Your objective —
Transcribe the entries below exactly; leave every image out.

───── Stored records ─────

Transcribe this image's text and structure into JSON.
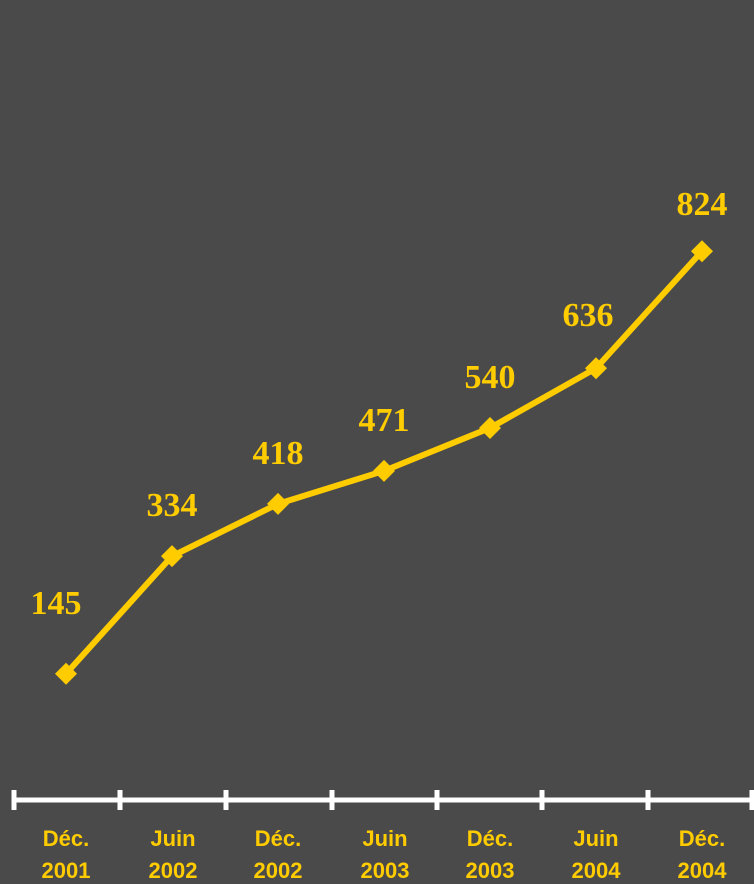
{
  "chart_data": {
    "type": "line",
    "categories": [
      [
        "Déc.",
        "2001"
      ],
      [
        "Juin",
        "2002"
      ],
      [
        "Déc.",
        "2002"
      ],
      [
        "Juin",
        "2003"
      ],
      [
        "Déc.",
        "2003"
      ],
      [
        "Juin",
        "2004"
      ],
      [
        "Déc.",
        "2004"
      ]
    ],
    "series": [
      {
        "values": [
          145,
          334,
          418,
          471,
          540,
          636,
          824
        ]
      }
    ],
    "data_labels": [
      "145",
      "334",
      "418",
      "471",
      "540",
      "636",
      "824"
    ],
    "title": "",
    "xlabel": "",
    "ylabel": "",
    "ylim": [
      0,
      900
    ],
    "grid": false,
    "legend": "none",
    "marker": "diamond",
    "colors": {
      "background": "#4a4a4a",
      "series": "#ffcc00",
      "axis": "#ffffff",
      "labels": "#ffcc00"
    }
  }
}
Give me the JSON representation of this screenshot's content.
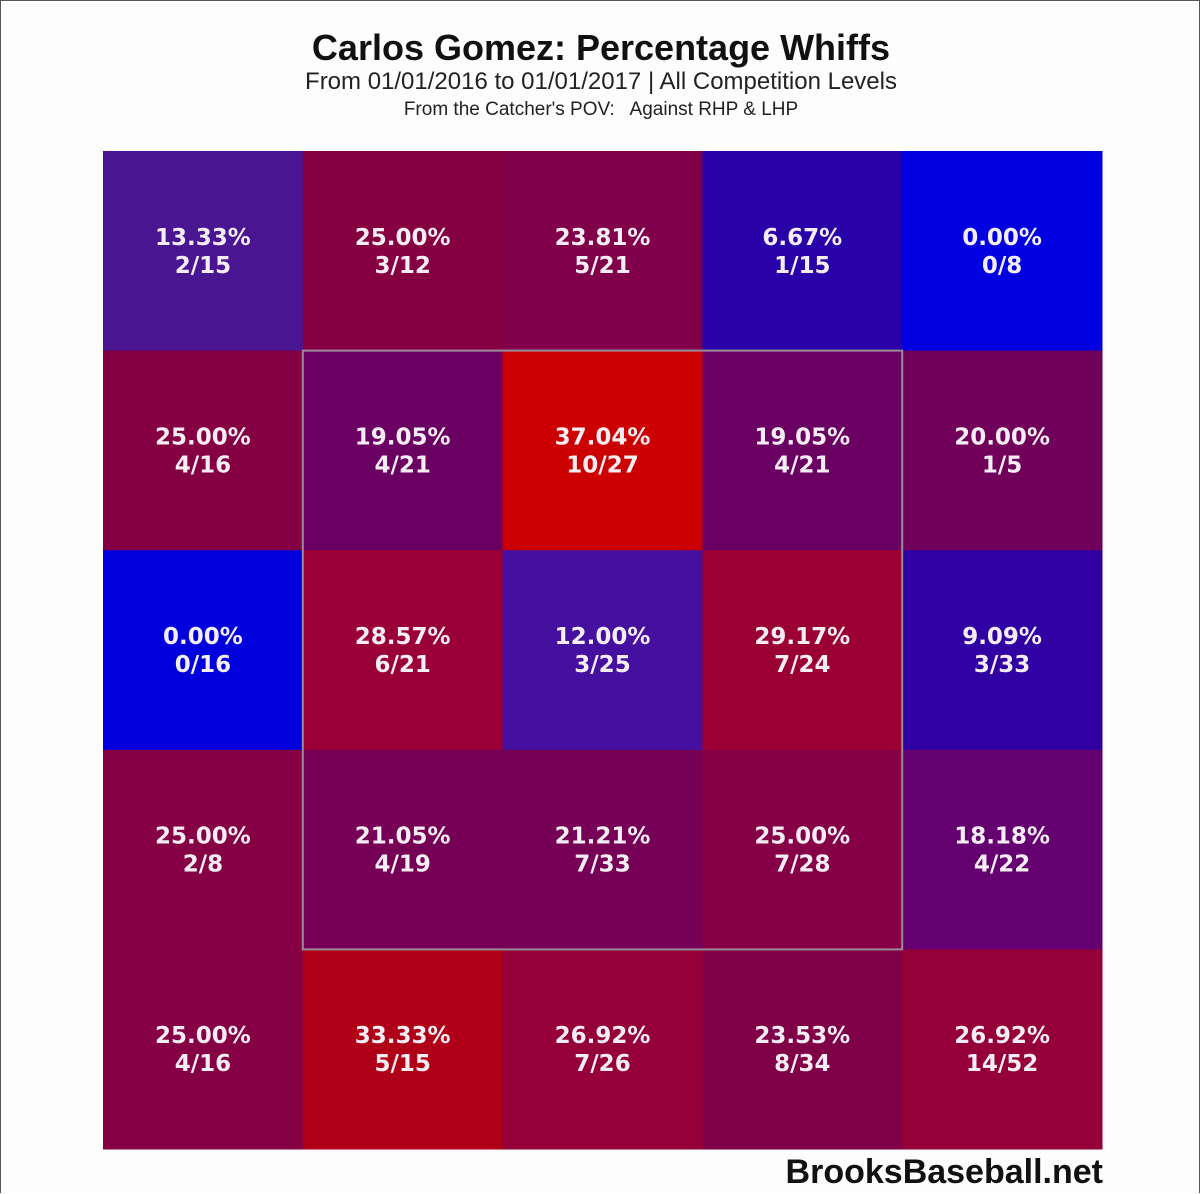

─────

Response to this exercise —
Transcribe this image's text and structure into JSON.
{
  "chart_data": {
    "type": "line",
    "categories": [
      [
        "Déc.",
        "2001"
      ],
      [
        "Juin",
        "2002"
      ],
      [
        "Déc.",
        "2002"
      ],
      [
        "Juin",
        "2003"
      ],
      [
        "Déc.",
        "2003"
      ],
      [
        "Juin",
        "2004"
      ],
      [
        "Déc.",
        "2004"
      ]
    ],
    "series": [
      {
        "values": [
          145,
          334,
          418,
          471,
          540,
          636,
          824
        ]
      }
    ],
    "data_labels": [
      "145",
      "334",
      "418",
      "471",
      "540",
      "636",
      "824"
    ],
    "title": "",
    "xlabel": "",
    "ylabel": "",
    "ylim": [
      0,
      900
    ],
    "grid": false,
    "legend": "none",
    "marker": "diamond",
    "colors": {
      "background": "#4a4a4a",
      "series": "#ffcc00",
      "axis": "#ffffff",
      "labels": "#ffcc00"
    }
  }
}
Give me the JSON representation of this screenshot's content.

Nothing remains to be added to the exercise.